— Start —
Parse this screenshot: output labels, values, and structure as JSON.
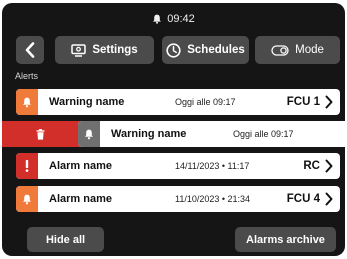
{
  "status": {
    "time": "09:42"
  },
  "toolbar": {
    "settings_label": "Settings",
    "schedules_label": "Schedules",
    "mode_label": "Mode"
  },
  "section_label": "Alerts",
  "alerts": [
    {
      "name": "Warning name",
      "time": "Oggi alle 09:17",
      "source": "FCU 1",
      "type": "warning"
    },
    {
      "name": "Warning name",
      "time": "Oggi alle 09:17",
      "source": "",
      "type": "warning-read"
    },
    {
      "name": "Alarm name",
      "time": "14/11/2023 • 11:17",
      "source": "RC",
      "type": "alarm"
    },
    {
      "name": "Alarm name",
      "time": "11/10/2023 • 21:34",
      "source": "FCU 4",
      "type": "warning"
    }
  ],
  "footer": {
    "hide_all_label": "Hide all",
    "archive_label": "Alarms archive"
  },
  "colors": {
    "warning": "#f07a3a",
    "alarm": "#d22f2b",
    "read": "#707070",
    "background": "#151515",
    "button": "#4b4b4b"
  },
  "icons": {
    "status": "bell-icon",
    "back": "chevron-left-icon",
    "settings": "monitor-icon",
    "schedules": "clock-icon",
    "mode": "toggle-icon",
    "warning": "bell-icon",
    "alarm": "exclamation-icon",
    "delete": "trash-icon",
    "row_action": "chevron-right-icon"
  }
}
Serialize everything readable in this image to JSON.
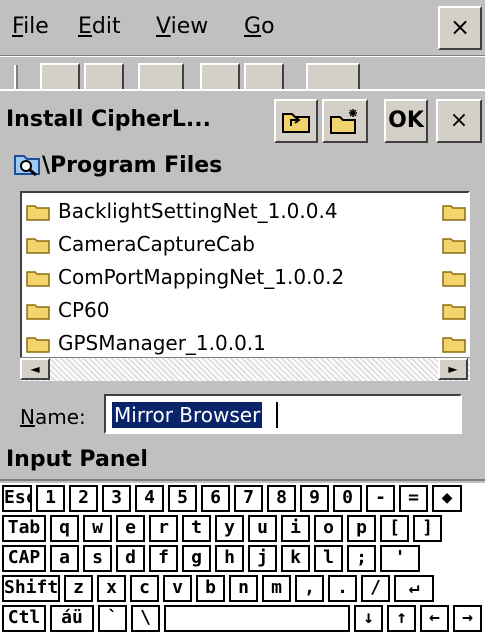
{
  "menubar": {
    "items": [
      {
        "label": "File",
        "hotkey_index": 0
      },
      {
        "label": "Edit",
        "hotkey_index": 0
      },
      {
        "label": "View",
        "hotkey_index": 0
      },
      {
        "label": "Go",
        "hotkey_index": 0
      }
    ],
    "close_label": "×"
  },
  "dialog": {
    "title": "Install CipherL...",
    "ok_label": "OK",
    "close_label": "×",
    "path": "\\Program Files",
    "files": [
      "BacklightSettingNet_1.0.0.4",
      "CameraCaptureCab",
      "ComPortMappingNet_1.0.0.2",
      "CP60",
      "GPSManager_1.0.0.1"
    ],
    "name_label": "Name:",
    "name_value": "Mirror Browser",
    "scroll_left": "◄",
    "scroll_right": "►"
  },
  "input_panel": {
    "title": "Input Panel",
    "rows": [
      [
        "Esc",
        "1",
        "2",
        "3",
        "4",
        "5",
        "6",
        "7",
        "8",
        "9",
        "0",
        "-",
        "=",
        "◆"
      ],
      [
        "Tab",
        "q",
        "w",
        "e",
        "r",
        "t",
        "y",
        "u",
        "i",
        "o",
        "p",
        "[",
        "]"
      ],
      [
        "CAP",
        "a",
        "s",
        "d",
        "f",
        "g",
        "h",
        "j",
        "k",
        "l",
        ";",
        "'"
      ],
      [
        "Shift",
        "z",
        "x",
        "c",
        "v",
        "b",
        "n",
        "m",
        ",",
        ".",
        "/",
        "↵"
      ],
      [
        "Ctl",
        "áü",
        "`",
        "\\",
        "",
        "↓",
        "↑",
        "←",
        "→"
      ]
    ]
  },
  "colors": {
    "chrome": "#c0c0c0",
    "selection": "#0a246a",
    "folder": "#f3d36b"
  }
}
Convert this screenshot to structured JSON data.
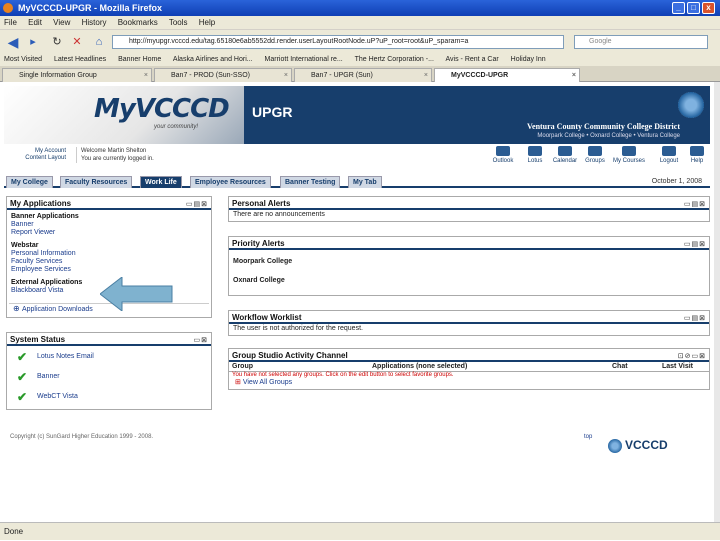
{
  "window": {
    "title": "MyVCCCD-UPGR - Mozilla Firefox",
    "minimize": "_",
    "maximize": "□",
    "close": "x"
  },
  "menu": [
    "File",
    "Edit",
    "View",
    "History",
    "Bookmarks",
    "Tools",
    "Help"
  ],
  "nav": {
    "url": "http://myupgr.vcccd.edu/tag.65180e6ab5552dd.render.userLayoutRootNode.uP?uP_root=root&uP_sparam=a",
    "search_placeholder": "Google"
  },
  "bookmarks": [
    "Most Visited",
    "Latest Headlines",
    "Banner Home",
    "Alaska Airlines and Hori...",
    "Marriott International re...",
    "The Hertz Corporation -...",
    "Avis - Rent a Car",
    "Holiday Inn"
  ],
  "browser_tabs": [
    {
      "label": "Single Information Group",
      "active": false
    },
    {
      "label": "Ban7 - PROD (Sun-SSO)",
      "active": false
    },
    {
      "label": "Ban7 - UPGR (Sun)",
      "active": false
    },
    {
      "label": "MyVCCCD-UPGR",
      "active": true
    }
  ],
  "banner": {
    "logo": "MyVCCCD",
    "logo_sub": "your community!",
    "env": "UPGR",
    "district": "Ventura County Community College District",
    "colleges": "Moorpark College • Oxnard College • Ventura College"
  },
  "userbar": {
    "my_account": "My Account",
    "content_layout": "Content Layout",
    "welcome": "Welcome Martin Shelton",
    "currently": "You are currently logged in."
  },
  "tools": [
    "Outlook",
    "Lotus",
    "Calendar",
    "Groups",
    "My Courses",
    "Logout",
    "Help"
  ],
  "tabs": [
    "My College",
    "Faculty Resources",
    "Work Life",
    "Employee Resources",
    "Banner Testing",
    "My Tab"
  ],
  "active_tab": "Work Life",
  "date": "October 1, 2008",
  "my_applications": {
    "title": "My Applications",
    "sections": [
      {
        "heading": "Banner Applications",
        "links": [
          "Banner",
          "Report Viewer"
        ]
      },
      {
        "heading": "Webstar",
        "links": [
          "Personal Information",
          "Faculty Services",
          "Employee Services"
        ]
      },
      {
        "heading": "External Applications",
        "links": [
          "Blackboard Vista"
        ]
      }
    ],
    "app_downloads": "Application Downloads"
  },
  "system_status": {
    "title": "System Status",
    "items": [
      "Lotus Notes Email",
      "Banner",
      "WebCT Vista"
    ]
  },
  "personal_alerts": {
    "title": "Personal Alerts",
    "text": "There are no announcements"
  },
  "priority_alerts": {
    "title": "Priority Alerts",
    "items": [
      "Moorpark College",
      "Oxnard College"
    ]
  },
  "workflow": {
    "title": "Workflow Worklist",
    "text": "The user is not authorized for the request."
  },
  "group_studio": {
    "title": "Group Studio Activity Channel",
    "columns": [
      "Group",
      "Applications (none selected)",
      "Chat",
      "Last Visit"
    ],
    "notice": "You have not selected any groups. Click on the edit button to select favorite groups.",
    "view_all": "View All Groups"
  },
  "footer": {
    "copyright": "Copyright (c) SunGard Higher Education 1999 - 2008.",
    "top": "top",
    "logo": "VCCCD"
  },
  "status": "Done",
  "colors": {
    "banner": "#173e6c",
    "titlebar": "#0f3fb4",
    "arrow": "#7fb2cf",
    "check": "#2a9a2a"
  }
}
— End —
— Start —
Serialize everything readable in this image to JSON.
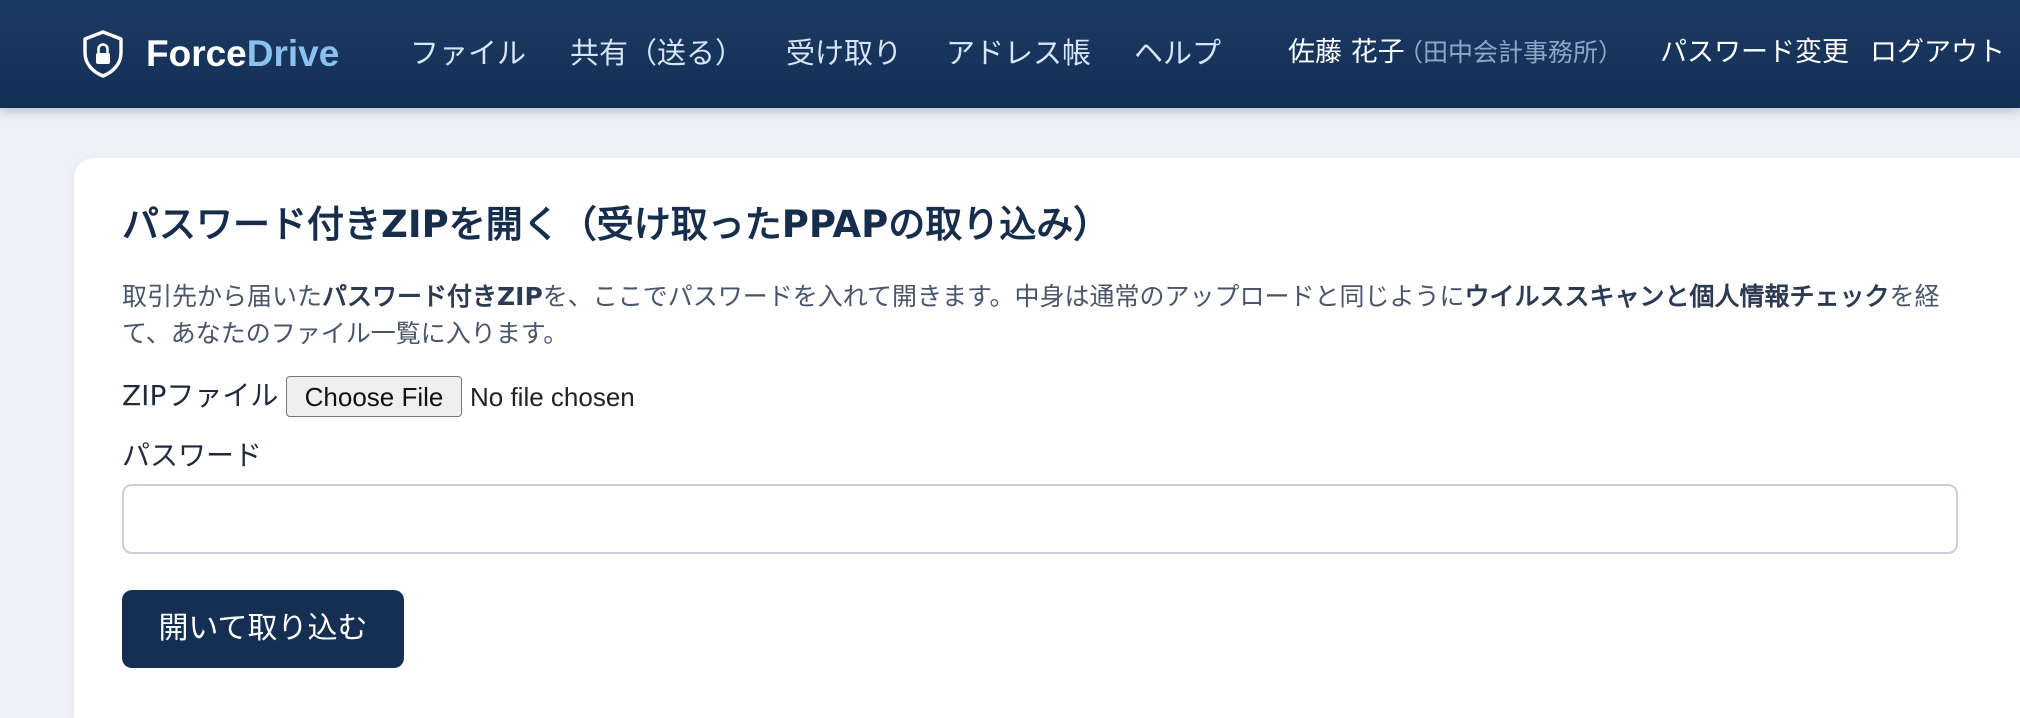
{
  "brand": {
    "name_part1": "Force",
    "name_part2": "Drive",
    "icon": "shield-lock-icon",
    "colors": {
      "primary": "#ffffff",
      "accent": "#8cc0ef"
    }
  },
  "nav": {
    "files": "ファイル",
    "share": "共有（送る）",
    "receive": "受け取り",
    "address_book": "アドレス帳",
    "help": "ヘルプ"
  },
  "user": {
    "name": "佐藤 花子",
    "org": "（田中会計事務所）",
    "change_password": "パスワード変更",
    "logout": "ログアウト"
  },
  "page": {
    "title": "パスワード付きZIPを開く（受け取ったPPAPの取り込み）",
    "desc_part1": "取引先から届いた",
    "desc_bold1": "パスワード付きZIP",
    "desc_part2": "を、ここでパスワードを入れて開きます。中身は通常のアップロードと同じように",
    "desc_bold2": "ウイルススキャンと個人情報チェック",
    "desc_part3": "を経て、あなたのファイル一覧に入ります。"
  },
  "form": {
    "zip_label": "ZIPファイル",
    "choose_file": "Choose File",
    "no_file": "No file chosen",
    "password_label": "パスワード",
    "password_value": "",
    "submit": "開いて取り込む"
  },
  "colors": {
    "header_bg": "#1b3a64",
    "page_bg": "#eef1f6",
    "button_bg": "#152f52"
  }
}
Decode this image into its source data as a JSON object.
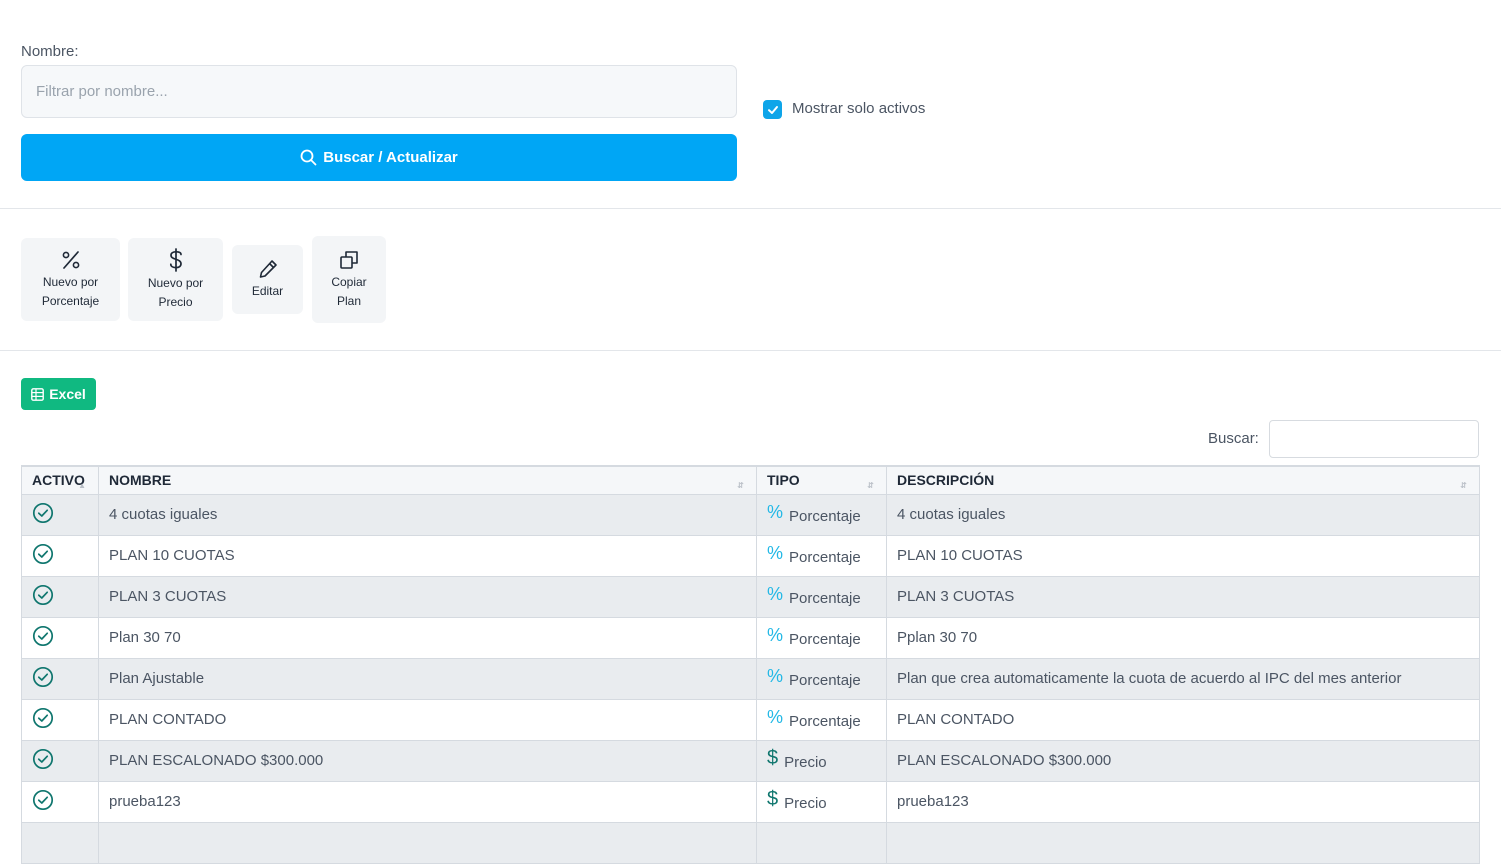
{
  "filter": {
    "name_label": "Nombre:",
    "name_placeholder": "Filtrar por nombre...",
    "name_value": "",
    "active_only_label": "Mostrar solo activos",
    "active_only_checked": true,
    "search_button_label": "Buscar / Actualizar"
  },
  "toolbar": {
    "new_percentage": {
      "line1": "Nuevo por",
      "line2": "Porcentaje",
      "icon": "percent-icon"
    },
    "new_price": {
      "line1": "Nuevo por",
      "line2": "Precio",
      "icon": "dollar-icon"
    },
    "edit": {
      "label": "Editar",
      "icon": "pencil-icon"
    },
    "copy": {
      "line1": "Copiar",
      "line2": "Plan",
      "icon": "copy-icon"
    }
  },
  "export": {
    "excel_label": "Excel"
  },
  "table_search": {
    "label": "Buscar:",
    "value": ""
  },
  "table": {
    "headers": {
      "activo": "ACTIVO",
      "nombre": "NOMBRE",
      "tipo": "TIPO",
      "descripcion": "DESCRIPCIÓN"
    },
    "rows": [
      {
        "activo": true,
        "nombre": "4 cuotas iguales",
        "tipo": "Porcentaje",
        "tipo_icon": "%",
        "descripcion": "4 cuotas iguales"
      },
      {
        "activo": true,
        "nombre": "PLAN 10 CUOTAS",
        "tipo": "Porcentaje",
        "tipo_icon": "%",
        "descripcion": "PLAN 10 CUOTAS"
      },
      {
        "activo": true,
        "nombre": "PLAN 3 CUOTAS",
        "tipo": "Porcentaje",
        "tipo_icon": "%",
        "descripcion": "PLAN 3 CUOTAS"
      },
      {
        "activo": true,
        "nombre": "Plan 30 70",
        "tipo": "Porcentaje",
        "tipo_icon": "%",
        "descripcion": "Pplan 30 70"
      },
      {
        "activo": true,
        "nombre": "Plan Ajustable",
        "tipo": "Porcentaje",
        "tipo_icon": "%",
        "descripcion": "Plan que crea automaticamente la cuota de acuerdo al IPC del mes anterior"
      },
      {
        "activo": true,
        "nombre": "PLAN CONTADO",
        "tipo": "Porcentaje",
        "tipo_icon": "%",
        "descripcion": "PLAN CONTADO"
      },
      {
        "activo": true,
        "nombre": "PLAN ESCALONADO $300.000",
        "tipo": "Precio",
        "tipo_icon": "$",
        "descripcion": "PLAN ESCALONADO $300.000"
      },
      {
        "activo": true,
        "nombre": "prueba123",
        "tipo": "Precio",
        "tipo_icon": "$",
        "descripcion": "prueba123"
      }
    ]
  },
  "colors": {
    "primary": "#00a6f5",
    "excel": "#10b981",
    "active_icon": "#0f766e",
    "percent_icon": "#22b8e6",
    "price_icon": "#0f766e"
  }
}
— End —
## WRITTEN INSTRUCTION
From the entries above, collect every line with the string "Faculty" in it.

## SOLUTION FOR THIS EXERCISE
    "Faculty Resources",
          "Faculty Services",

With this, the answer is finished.